• _Your objective_
Pictures in the records should not be copied, but every other part must be repeated exactly.

# start of Given entries

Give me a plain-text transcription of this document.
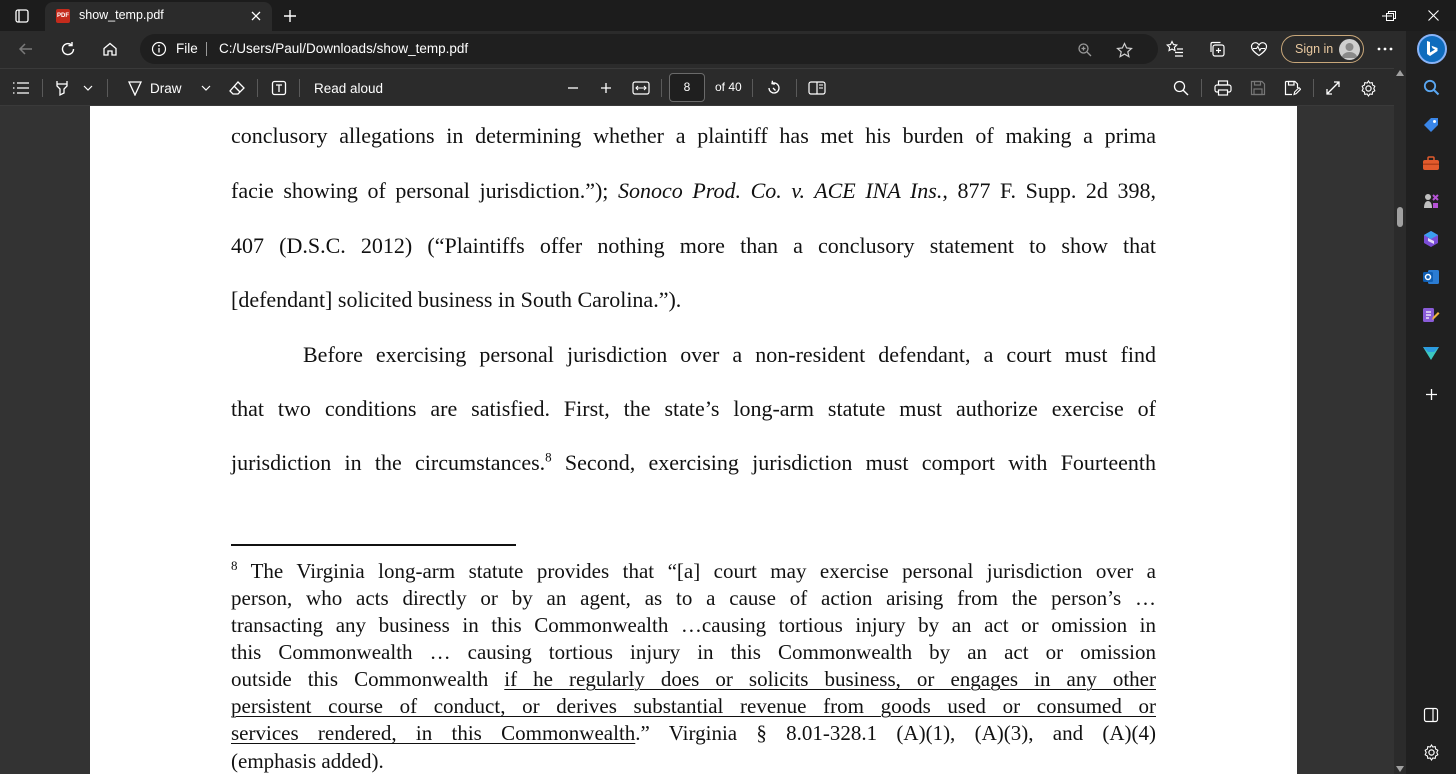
PDF show_temp.pdf
File C:/Users/Paul/Downloads/show_temp.pdf	Sign in
Draw	Read aloud	8	of 40
conclusory allegations in determining whether a plaintiff has met his burden of making a prima
facie showing of personal jurisdiction.”); Sonoco Prod. Co. v. ACE INA Ins., 877 F. Supp. 2d 398,
407 (D.S.C. 2012) (“Plaintiffs offer nothing more than a conclusory statement to show that
[defendant] solicited business in South Carolina.”).
Before exercising personal jurisdiction over a non-resident defendant, a court must find
that two conditions are satisfied. First, the state’s long-arm statute must authorize exercise of
jurisdiction in the circumstances.$^8$ Second, exercising jurisdiction must comport with Fourteenth
$^8$ The Virginia long-arm statute provides that “[a] court may exercise personal jurisdiction over a
person, who acts directly or by an agent, as to a cause of action arising from the person’s …
transacting any business in this Commonwealth …causing tortious injury by an act or omission in
this Commonwealth … causing tortious injury in this Commonwealth by an act or omission
outside this Commonwealth if he regularly does or solicits business, or engages in any other
persistent course of conduct, or derives substantial revenue from goods used or consumed or
services rendered, in this Commonwealth.” Virginia § 8.01-328.1 (A)(1), (A)(3), and (A)(4)
(emphasis added).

# end of Given entries

• _Final answer_
Give me a plain-text transcription of this document.
PDF show_temp.pdf
File C:/Users/Paul/Downloads/show_temp.pdf	Sign in
Draw	Read aloud	8	of 40
conclusory allegations in determining whether a plaintiff has met his burden of making a prima
facie showing of personal jurisdiction.”); Sonoco Prod. Co. v. ACE INA Ins., 877 F. Supp. 2d 398,
407 (D.S.C. 2012) (“Plaintiffs offer nothing more than a conclusory statement to show that
[defendant] solicited business in South Carolina.”).
Before exercising personal jurisdiction over a non-resident defendant, a court must find
that two conditions are satisfied. First, the state’s long-arm statute must authorize exercise of
jurisdiction in the circumstances.$^8$ Second, exercising jurisdiction must comport with Fourteenth
$^8$ The Virginia long-arm statute provides that “[a] court may exercise personal jurisdiction over a
person, who acts directly or by an agent, as to a cause of action arising from the person’s …
transacting any business in this Commonwealth …causing tortious injury by an act or omission in
this Commonwealth … causing tortious injury in this Commonwealth by an act or omission
outside this Commonwealth if he regularly does or solicits business, or engages in any other
persistent course of conduct, or derives substantial revenue from goods used or consumed or
services rendered, in this Commonwealth.” Virginia § 8.01-328.1 (A)(1), (A)(3), and (A)(4)
(emphasis added).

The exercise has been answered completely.